### [Given text]

◇ ◇ ◇ ◇ ◇ ◇ ◇

Upon completion of the Independence Project, and subject to receipt of all necessary approvals, Transource PA would provide electric transmission service within a transmission corridor to be sited from the new Rice substation in Franklin County to the Pennsylvania/Maryland border. Transource PA added that it would also provide electric transmission service within a transmission corridor to be sited from new Furnace Run substation in York County to the Pennsylvania/Maryland border.
As a prerequisite to carry out that needed utility work in Pennsylvania, Transource PA said that it seeks commission approval to begin to furnish and supply electric transmission service to, or for, the public through two new 230-kV transmission lines to be sited and located in Franklin and York counties.
The Pennsylvania Office of Consumer Advocate (OCA) and Transource PA on July 10 filed with the PUC a joint petition for stipulation and settlement of all issues regarding Transource PA’s application to begin supplying electric transmission service in Franklin and York counties in Pennsylvania.
Mid-Atlantic Interstate Transmission, LLC (MAIT) and PECO Energy Company, the other parties in the proceeding (Docket Nos. A-2017-2587821 and G-2017-2587822), have indicated that they do not oppose the settlement, according to the filing.
As TransmissionHub reported, the OCA, in a March 6 protest filed with the PUC, requested that the PUC not approve at this time Transource PA’s application, saying that it is filing the protest in order to ensure that the application is approved only if it is “necessary or proper for the service, accommodation, convenience or safety of the public.”
Under the settlement, the OCA and Transource PA agree that the PUC should approve Transource PA’s Feb. 7 application, subject to certain conditions.
As noted in the ALJ’s initial decision, the joint petitioners agreed to certain terms and conditions of settlement, including that:
- The certificate of public convenience issued to Transource under Section 1101 of the Public Utility Code should demarcate a service area of Franklin and York counties. The PUC’s issuance of a certificate of public convenience and demarcation of a service area does not constitute approval of any project proposed for the service area, including the Independence Project
- Intervenors in the proceeding reserve all rights to challenge the need for the Independence Project when Transource PA files a siting application with the PUC or to challenge any other project proposed by Transource PA
The ALJ found that there is a public need for additional electric transmission service in Franklin and York counties.

◇ ◇ ◇ ◇ ◇ ◇ ◇

### [Dataset]
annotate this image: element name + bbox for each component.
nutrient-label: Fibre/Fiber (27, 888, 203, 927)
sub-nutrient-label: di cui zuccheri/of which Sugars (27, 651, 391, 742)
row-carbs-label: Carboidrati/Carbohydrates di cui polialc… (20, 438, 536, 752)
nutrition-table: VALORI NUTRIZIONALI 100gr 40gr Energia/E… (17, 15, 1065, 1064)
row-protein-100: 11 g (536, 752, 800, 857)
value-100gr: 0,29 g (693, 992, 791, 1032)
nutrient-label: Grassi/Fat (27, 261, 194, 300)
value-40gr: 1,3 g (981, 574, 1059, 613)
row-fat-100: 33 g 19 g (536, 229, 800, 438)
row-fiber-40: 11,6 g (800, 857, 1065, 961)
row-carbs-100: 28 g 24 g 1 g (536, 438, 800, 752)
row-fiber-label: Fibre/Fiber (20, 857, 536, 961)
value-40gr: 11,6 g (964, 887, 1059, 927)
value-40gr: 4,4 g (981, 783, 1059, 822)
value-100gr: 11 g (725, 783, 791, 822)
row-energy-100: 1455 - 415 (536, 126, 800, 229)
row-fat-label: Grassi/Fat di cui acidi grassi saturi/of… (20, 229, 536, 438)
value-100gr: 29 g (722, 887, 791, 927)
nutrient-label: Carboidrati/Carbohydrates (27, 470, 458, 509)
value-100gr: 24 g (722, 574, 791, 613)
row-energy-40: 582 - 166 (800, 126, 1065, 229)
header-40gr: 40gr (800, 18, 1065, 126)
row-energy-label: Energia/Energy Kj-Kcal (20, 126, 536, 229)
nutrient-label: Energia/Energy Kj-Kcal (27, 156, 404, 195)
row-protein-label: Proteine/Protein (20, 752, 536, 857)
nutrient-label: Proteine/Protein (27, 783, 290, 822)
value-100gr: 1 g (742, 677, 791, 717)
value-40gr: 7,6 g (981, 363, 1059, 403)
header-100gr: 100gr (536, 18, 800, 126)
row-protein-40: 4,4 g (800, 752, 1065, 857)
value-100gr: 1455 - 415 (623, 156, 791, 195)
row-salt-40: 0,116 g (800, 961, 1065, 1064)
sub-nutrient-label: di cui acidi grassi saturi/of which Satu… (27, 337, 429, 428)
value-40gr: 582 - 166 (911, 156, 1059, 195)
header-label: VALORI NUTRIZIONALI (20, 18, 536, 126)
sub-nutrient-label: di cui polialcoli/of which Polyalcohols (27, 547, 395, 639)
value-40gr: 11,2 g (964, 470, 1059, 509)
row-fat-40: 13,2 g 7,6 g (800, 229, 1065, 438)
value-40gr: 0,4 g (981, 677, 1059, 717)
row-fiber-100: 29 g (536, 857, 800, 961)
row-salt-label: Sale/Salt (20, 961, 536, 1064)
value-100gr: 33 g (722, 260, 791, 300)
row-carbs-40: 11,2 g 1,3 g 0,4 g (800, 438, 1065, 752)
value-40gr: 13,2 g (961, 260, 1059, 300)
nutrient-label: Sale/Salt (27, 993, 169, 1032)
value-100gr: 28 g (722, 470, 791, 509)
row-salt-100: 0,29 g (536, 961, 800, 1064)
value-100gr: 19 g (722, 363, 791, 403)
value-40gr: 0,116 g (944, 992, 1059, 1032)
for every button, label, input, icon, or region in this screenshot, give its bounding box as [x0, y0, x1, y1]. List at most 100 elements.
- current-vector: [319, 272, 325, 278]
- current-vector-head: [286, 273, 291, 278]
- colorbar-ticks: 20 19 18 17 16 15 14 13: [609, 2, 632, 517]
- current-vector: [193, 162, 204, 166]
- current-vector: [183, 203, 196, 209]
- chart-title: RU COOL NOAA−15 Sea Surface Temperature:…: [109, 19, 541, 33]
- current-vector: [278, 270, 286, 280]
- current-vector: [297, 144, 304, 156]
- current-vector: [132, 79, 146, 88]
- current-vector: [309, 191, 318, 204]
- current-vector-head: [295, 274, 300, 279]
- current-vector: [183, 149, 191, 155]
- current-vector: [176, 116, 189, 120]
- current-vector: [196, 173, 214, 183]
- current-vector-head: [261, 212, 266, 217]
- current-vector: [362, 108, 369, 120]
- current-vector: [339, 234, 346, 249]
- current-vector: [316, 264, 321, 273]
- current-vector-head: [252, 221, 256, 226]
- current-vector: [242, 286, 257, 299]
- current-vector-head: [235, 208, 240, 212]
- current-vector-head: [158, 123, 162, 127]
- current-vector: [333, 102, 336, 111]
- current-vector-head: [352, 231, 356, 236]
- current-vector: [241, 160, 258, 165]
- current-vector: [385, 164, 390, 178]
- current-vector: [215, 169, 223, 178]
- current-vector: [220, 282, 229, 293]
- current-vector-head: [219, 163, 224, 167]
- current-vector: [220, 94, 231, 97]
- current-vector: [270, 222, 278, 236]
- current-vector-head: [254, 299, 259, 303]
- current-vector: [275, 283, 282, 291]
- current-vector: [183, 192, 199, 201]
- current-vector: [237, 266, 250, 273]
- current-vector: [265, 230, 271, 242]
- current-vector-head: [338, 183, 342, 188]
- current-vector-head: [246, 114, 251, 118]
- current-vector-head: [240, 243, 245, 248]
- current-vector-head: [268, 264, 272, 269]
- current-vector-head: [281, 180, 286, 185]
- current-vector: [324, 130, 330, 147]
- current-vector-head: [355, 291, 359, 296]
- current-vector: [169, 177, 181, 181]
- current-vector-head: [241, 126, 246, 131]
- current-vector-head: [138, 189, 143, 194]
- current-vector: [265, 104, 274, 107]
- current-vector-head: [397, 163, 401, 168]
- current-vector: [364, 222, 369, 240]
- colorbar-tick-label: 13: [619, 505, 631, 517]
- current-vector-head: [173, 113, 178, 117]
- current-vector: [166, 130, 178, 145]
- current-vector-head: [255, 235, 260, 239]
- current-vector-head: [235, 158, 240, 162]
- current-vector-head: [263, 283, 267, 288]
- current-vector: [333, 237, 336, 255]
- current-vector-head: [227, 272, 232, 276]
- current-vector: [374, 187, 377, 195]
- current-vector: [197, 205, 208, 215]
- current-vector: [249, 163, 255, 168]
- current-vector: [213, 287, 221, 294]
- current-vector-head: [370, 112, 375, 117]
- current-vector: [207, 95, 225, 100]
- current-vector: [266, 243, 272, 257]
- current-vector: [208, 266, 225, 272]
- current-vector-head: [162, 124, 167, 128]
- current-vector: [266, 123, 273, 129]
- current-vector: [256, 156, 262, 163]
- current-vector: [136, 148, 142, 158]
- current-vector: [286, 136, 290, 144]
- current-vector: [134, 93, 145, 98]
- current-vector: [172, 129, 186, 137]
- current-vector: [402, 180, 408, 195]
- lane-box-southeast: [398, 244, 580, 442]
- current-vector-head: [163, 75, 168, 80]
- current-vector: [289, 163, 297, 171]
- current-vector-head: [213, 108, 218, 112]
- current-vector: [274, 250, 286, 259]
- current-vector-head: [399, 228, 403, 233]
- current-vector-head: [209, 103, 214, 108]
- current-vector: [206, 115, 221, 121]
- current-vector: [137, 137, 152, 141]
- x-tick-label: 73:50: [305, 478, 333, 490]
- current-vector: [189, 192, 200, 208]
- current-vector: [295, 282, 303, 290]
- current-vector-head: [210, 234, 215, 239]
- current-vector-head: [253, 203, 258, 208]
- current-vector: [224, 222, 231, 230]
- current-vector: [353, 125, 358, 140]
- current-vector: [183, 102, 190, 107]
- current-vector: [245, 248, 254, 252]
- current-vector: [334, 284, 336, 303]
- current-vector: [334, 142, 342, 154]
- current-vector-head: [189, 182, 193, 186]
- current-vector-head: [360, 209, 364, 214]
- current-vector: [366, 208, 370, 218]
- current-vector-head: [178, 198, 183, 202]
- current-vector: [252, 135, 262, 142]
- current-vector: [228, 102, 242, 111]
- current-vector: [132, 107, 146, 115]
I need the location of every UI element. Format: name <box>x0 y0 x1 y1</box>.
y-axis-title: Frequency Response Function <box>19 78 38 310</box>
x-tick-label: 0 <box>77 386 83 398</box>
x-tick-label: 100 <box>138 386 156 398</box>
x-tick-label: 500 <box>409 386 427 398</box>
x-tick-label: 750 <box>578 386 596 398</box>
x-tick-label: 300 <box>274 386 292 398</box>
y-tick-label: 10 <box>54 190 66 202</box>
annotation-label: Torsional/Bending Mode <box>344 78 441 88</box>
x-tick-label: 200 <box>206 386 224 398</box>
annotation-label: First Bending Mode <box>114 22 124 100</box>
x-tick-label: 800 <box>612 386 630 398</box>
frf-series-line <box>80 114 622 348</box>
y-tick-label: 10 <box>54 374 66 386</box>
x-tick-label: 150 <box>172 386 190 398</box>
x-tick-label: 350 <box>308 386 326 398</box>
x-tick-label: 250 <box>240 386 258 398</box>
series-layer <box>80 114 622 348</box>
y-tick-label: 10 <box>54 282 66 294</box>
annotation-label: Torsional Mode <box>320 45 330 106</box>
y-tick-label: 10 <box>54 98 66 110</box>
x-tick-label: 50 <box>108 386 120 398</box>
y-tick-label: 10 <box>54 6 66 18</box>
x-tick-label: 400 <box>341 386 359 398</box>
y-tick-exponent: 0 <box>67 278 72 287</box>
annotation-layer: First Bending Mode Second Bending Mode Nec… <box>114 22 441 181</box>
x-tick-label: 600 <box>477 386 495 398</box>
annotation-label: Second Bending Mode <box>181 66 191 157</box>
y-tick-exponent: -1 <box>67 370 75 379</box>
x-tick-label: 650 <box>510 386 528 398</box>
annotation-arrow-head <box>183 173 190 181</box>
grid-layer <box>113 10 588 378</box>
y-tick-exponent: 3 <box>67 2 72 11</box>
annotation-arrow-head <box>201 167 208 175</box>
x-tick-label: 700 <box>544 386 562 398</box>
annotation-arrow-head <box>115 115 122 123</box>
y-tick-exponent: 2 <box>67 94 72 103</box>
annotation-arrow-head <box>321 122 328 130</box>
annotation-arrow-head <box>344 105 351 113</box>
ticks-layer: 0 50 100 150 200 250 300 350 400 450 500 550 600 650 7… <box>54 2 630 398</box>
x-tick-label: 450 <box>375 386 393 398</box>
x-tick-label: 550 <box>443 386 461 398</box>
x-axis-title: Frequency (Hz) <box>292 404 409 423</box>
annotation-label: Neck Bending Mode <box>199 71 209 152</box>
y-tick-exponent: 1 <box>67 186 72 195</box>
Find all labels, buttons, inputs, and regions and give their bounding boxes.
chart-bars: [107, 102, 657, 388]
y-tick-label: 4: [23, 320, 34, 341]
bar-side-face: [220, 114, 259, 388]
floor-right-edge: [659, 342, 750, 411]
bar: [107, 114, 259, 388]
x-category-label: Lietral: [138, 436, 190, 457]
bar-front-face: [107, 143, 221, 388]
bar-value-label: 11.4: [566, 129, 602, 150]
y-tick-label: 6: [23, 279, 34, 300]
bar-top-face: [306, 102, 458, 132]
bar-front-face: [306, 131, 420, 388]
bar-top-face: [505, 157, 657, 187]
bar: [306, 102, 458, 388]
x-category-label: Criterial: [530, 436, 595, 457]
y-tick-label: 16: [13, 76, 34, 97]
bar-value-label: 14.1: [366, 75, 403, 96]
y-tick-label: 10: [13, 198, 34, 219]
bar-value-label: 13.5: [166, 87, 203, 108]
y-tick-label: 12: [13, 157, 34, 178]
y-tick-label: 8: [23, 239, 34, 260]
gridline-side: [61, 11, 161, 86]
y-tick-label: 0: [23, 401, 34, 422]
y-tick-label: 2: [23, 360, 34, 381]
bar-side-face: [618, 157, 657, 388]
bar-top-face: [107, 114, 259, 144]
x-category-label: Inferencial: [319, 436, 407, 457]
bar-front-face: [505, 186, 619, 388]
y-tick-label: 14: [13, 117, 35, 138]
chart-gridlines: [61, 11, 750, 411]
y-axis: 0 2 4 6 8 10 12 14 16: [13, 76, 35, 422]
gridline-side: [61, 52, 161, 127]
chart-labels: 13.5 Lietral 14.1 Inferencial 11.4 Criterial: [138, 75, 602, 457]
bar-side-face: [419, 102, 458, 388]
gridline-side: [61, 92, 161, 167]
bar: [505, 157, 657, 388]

◇ ◇ ◇ ◇ ◇ ◇ ◇

### [List of tasks]
(A) Rewrite the paragraph of the Transource PA text that begins "Upon completion of the Independence Project" in a shorter form that keeps its main facts.
(B) Reproduce the part of the Transource PA text from "As a prerequisite" to "located in Franklin and York counties." word for word.

### [Answers below]
(A) Once the Independence Project is complete and all necessary approvals are received, Transource PA would provide electric transmission service in two corridors to be sited. One runs from the new Rice substation in Franklin County to the Pennsylvania/Maryland border. The other runs from the new Furnace Run substation in York County to the same border.

(B)
As a prerequisite to carry out that needed utility work in Pennsylvania, Transource PA said that it seeks commission approval to begin to furnish and supply electric transmission service to, or for, the public through two new 230-kV transmission lines to be sited and located in Franklin and York counties.